··· Extract to read ···

Palladium, London

Theatre review: Shrinks, secrets, and all that jazz in A Chorus Line


A lacquer of sentimentality coats this reborn Broadway hit, but it's possible – just – to see why it caused such a stir in the 1970s

The man in charge is a monster. In A Chorus Line – the 1970s New York musical about dancers auditioning for a New York musical – the director, Zach, has dictatorial tendencies. We watch him putting hopefuls through their paces so relentlessly that one of them begs for a rest. Another is injured.

John Partridge's Zach is a pseudo-shrink, too, in the Palladium's production which recreates Michael Bennett's Broadway-hit 1975 staging. Having drilled the dancers till they're spinning in synch, Zach whisks Hoff stage. Thereafter he's a disembodied voice, grilling them from the stalls.

Everyone has to fess up to past humiliations, analyse why they dance, ruminate on imminent unemployment. The main twist is that Zach has himself been hurt, by his ex (Scarlett Strallen), who now needs a job.

···

Task objective
Please reproduce the review of A Chorus Line above word for word, from its first line to its last.

··· Material shown ···

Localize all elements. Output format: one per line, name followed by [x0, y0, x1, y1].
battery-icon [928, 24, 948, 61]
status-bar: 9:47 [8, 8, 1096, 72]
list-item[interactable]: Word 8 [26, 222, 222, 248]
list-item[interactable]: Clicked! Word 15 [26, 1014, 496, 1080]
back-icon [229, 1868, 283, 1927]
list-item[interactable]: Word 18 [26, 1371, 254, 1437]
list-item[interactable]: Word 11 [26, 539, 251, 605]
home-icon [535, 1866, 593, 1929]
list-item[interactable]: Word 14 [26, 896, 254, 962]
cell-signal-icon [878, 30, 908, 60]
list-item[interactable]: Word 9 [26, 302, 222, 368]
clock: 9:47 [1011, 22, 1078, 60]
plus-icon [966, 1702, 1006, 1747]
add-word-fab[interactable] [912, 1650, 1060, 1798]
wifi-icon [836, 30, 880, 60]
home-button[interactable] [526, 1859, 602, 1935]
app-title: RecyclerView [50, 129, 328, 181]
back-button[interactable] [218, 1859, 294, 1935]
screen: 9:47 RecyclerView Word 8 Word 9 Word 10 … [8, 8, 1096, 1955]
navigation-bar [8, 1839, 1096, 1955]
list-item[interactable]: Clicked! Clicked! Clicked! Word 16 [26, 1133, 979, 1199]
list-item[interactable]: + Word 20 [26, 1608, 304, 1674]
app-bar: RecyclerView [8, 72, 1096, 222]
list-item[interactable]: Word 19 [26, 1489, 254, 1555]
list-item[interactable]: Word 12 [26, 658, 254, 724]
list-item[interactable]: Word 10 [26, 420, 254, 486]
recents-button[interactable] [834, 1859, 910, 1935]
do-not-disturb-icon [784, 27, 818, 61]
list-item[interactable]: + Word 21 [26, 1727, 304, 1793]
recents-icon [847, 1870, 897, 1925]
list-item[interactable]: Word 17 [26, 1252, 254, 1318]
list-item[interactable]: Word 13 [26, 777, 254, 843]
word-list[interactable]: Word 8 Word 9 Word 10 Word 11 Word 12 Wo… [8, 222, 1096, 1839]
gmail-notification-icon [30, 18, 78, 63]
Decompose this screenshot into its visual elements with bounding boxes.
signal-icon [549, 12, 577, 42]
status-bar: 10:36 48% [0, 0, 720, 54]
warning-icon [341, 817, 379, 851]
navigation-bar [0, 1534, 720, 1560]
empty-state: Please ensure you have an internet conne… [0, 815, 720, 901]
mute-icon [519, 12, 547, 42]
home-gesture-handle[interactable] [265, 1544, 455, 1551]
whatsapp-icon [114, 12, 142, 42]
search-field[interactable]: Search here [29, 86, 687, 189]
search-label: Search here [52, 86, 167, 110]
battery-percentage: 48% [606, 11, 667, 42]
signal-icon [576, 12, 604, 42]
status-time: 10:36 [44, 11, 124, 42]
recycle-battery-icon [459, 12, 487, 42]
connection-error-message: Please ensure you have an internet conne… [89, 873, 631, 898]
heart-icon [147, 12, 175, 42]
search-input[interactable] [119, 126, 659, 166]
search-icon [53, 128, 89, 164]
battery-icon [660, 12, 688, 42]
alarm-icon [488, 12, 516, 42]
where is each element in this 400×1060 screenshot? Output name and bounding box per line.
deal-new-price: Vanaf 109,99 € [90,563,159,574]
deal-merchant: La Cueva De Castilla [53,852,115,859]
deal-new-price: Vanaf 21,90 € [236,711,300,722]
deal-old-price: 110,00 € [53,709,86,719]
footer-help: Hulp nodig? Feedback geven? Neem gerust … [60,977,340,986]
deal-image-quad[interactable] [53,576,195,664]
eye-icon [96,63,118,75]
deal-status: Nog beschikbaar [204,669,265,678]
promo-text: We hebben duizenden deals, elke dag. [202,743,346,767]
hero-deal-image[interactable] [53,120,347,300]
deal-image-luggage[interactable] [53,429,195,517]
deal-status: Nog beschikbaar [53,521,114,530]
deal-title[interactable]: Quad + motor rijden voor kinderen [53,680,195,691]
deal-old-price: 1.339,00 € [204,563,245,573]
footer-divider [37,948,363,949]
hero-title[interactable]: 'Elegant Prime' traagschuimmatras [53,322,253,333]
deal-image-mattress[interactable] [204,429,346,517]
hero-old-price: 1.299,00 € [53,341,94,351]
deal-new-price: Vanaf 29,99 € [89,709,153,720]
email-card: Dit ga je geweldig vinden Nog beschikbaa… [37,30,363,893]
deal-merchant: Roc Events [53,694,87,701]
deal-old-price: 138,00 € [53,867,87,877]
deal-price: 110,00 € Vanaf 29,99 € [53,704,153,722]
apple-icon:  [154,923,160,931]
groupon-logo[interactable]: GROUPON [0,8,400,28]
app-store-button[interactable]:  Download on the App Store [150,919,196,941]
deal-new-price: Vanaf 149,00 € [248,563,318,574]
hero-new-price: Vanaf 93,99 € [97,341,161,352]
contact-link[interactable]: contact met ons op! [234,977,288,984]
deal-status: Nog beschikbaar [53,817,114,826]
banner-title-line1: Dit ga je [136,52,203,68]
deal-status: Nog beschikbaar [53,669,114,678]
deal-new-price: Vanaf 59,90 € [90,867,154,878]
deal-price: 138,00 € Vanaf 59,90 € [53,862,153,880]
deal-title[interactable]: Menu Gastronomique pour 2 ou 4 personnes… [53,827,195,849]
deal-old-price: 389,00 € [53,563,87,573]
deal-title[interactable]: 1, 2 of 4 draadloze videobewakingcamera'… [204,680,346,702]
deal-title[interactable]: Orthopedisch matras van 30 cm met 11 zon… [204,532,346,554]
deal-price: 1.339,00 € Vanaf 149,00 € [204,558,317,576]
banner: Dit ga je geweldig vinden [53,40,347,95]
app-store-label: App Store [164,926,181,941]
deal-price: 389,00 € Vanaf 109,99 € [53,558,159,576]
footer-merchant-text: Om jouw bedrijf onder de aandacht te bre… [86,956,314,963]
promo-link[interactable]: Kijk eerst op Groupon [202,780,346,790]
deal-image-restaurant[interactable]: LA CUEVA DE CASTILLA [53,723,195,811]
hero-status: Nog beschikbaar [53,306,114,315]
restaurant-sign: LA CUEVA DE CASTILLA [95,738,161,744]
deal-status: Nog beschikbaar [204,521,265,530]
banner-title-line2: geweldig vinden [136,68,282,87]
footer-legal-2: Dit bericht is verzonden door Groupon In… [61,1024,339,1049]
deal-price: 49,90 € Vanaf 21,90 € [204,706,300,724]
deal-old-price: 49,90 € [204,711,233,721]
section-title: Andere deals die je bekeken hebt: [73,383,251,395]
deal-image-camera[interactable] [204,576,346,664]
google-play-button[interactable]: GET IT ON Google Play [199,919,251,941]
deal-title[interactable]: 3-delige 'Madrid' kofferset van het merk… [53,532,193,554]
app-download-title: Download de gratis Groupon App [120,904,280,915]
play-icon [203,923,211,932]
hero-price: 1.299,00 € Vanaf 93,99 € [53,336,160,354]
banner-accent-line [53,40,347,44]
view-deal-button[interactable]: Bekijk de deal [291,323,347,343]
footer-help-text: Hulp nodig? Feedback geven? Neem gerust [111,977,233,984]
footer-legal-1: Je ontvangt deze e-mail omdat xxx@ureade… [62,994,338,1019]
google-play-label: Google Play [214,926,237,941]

···

Task output
Palladium, London

Theatre review: Shrinks, secrets, and all that jazz in A Chorus Line


A lacquer of sentimentality coats this reborn Broadway hit, but it's possible – just – to see why it caused such a stir in the 1970s

The man in charge is a monster. In A Chorus Line – the 1970s New York musical about dancers auditioning for a New York musical – the director, Zach, has dictatorial tendencies. We watch him putting hopefuls through their paces so relentlessly that one of them begs for a rest. Another is injured.

John Partridge's Zach is a pseudo-shrink, too, in the Palladium's production which recreates Michael Bennett's Broadway-hit 1975 staging. Having drilled the dancers till they're spinning in synch, Zach whisks Hoff stage. Thereafter he's a disembodied voice, grilling them from the stalls.

Everyone has to fess up to past humiliations, analyse why they dance, ruminate on imminent unemployment. The main twist is that Zach has himself been hurt, by his ex (Scarlett Strallen), who now needs a job.